(Saved entries)
_ _ _ _ _

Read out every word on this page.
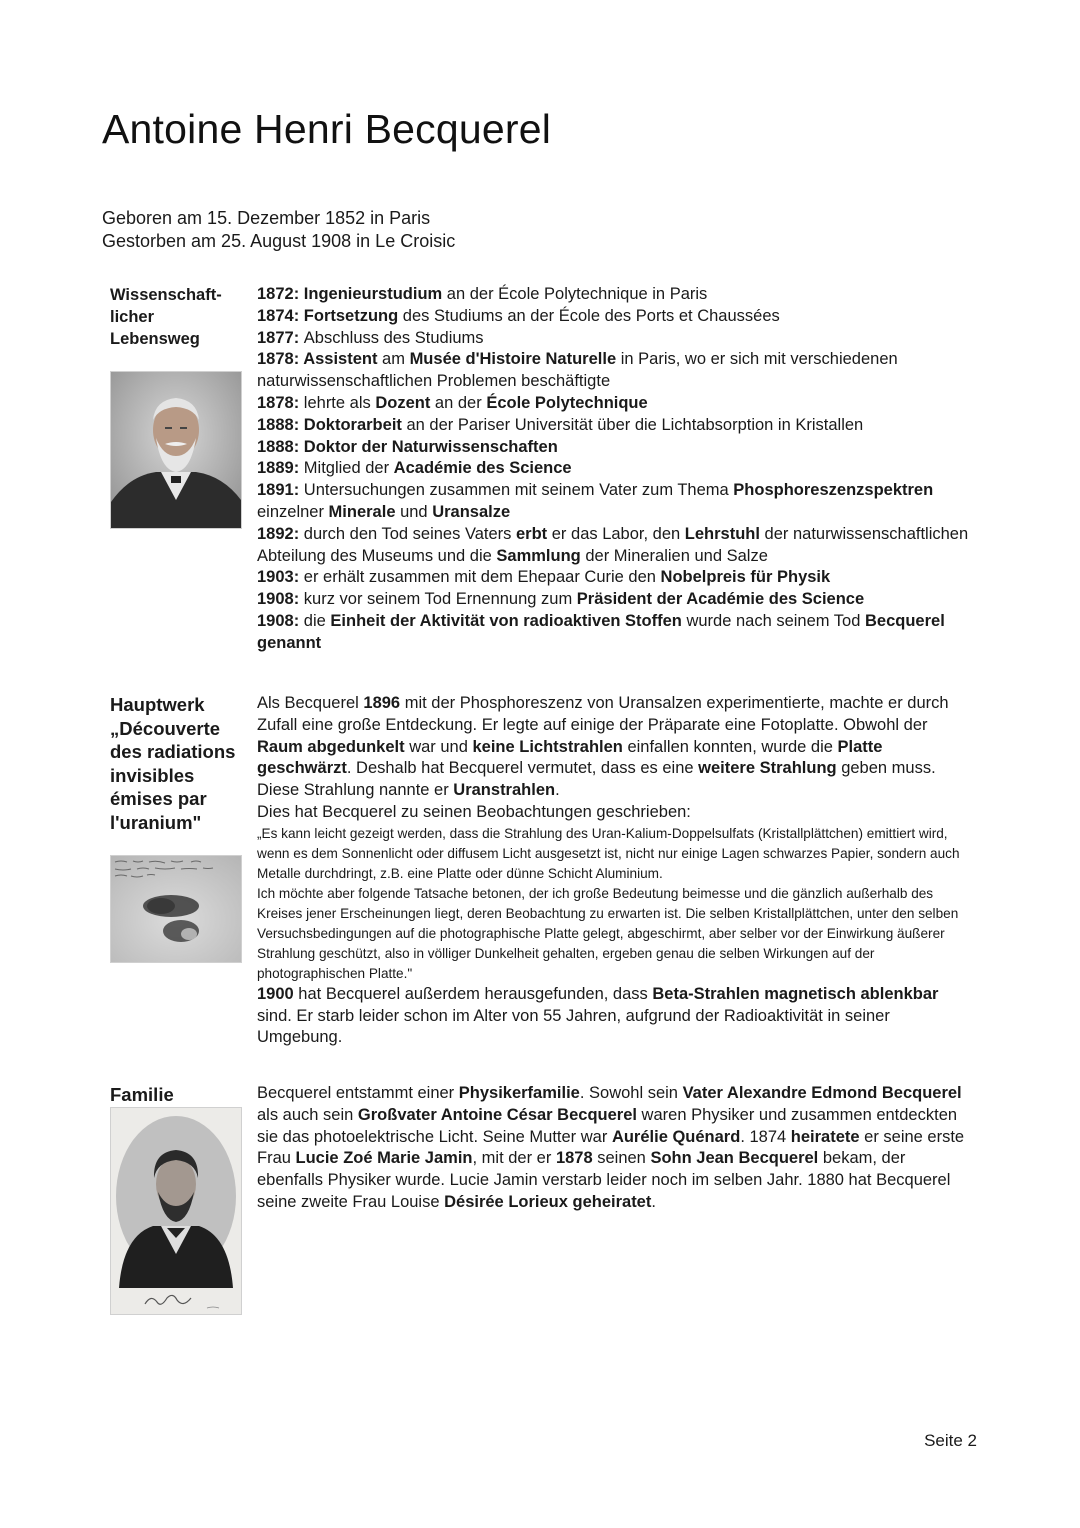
Antoine Henri Becquerel
Geboren am 15. Dezember 1852 in Paris
Gestorben am 25. August 1908 in Le Croisic
Wissenschaft-
licher
Lebensweg

1872: Ingenieurstudium an der École Polytechnique in Paris

1874: Fortsetzung des Studiums an der École des Ports et Chaussées

1877: Abschluss des Studiums

1878: Assistent am Musée d'Histoire Naturelle in Paris, wo er sich mit verschiedenen naturwissenschaftlichen Problemen beschäftigte

1878: lehrte als Dozent an der École Polytechnique

1888: Doktorarbeit an der Pariser Universität über die Lichtabsorption in Kristallen

1888: Doktor der Naturwissenschaften

1889: Mitglied der Académie des Science

1891: Untersuchungen zusammen mit seinem Vater zum Thema Phosphoreszenzspektren einzelner Minerale und Uransalze

1892: durch den Tod seines Vaters erbt er das Labor, den Lehrstuhl der naturwissenschaftlichen Abteilung des Museums und die Sammlung der Mineralien und Salze

1903: er erhält zusammen mit dem Ehepaar Curie den Nobelpreis für Physik

1908: kurz vor seinem Tod Ernennung zum Präsident der Académie des Science

1908: die Einheit der Aktivität von radioaktiven Stoffen wurde nach seinem Tod Becquerel genannt

Hauptwerk
„Découverte
des radiations
invisibles
émises par
l'uranium"

Als Becquerel 1896 mit der Phosphoreszenz von Uransalzen experimentierte, machte er durch Zufall eine große Entdeckung. Er legte auf einige der Präparate eine Fotoplatte. Obwohl der Raum abgedunkelt war und keine Lichtstrahlen einfallen konnten, wurde die Platte geschwärzt. Deshalb hat Becquerel vermutet, dass es eine weitere Strahlung geben muss. Diese Strahlung nannte er Uranstrahlen.

Dies hat Becquerel zu seinen Beobachtungen geschrieben:

„Es kann leicht gezeigt werden, dass die Strahlung des Uran-Kalium-Doppelsulfats (Kristallplättchen) emittiert wird, wenn es dem Sonnenlicht oder diffusem Licht ausgesetzt ist, nicht nur einige Lagen schwarzes Papier, sondern auch Metalle durchdringt, z.B. eine Platte oder dünne Schicht Aluminium.

Ich möchte aber folgende Tatsache betonen, der ich große Bedeutung beimesse und die gänzlich außerhalb des Kreises jener Erscheinungen liegt, deren Beobachtung zu erwarten ist. Die selben Kristallplättchen, unter den selben Versuchsbedingungen auf die photographische Platte gelegt, abgeschirmt, aber selber vor der Einwirkung äußerer Strahlung geschützt, also in völliger Dunkelheit gehalten, ergeben genau die selben Wirkungen auf der photographischen Platte."

1900 hat Becquerel außerdem herausgefunden, dass Beta-Strahlen magnetisch ablenkbar sind. Er starb leider schon im Alter von 55 Jahren, aufgrund der Radioaktivität in seiner Umgebung.

Familie	Becquerel entstammt einer Physikerfamilie. Sowohl sein Vater Alexandre Edmond Becquerel als auch sein Großvater Antoine César Becquerel waren Physiker und zusammen entdeckten sie das photoelektrische Licht. Seine Mutter war Aurélie Quénard. 1874 heiratete er seine erste Frau Lucie Zoé Marie Jamin, mit der er 1878 seinen Sohn Jean Becquerel bekam, der ebenfalls Physiker wurde. Lucie Jamin verstarb leider noch im selben Jahr. 1880 hat Becquerel seine zweite Frau Louise Désirée Lorieux geheiratet.

Seite 2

_ _ _ _ _

### Task instructions:
Without the pictures, print the records in full, exactly as they appear.

### Final answer:
Read out every word on this page.
Antoine Henri Becquerel
Geboren am 15. Dezember 1852 in Paris
Gestorben am 25. August 1908 in Le Croisic
Wissenschaft-
licher
Lebensweg

1872: Ingenieurstudium an der École Polytechnique in Paris

1874: Fortsetzung des Studiums an der École des Ports et Chaussées

1877: Abschluss des Studiums

1878: Assistent am Musée d'Histoire Naturelle in Paris, wo er sich mit verschiedenen naturwissenschaftlichen Problemen beschäftigte

1878: lehrte als Dozent an der École Polytechnique

1888: Doktorarbeit an der Pariser Universität über die Lichtabsorption in Kristallen

1888: Doktor der Naturwissenschaften

1889: Mitglied der Académie des Science

1891: Untersuchungen zusammen mit seinem Vater zum Thema Phosphoreszenzspektren einzelner Minerale und Uransalze

1892: durch den Tod seines Vaters erbt er das Labor, den Lehrstuhl der naturwissenschaftlichen Abteilung des Museums und die Sammlung der Mineralien und Salze

1903: er erhält zusammen mit dem Ehepaar Curie den Nobelpreis für Physik

1908: kurz vor seinem Tod Ernennung zum Präsident der Académie des Science

1908: die Einheit der Aktivität von radioaktiven Stoffen wurde nach seinem Tod Becquerel genannt

Hauptwerk
„Découverte
des radiations
invisibles
émises par
l'uranium"

Als Becquerel 1896 mit der Phosphoreszenz von Uransalzen experimentierte, machte er durch Zufall eine große Entdeckung. Er legte auf einige der Präparate eine Fotoplatte. Obwohl der Raum abgedunkelt war und keine Lichtstrahlen einfallen konnten, wurde die Platte geschwärzt. Deshalb hat Becquerel vermutet, dass es eine weitere Strahlung geben muss. Diese Strahlung nannte er Uranstrahlen.

Dies hat Becquerel zu seinen Beobachtungen geschrieben:

„Es kann leicht gezeigt werden, dass die Strahlung des Uran-Kalium-Doppelsulfats (Kristallplättchen) emittiert wird, wenn es dem Sonnenlicht oder diffusem Licht ausgesetzt ist, nicht nur einige Lagen schwarzes Papier, sondern auch Metalle durchdringt, z.B. eine Platte oder dünne Schicht Aluminium.

Ich möchte aber folgende Tatsache betonen, der ich große Bedeutung beimesse und die gänzlich außerhalb des Kreises jener Erscheinungen liegt, deren Beobachtung zu erwarten ist. Die selben Kristallplättchen, unter den selben Versuchsbedingungen auf die photographische Platte gelegt, abgeschirmt, aber selber vor der Einwirkung äußerer Strahlung geschützt, also in völliger Dunkelheit gehalten, ergeben genau die selben Wirkungen auf der photographischen Platte."

1900 hat Becquerel außerdem herausgefunden, dass Beta-Strahlen magnetisch ablenkbar sind. Er starb leider schon im Alter von 55 Jahren, aufgrund der Radioaktivität in seiner Umgebung.

Familie	Becquerel entstammt einer Physikerfamilie. Sowohl sein Vater Alexandre Edmond Becquerel als auch sein Großvater Antoine César Becquerel waren Physiker und zusammen entdeckten sie das photoelektrische Licht. Seine Mutter war Aurélie Quénard. 1874 heiratete er seine erste Frau Lucie Zoé Marie Jamin, mit der er 1878 seinen Sohn Jean Becquerel bekam, der ebenfalls Physiker wurde. Lucie Jamin verstarb leider noch im selben Jahr. 1880 hat Becquerel seine zweite Frau Louise Désirée Lorieux geheiratet.

Seite 2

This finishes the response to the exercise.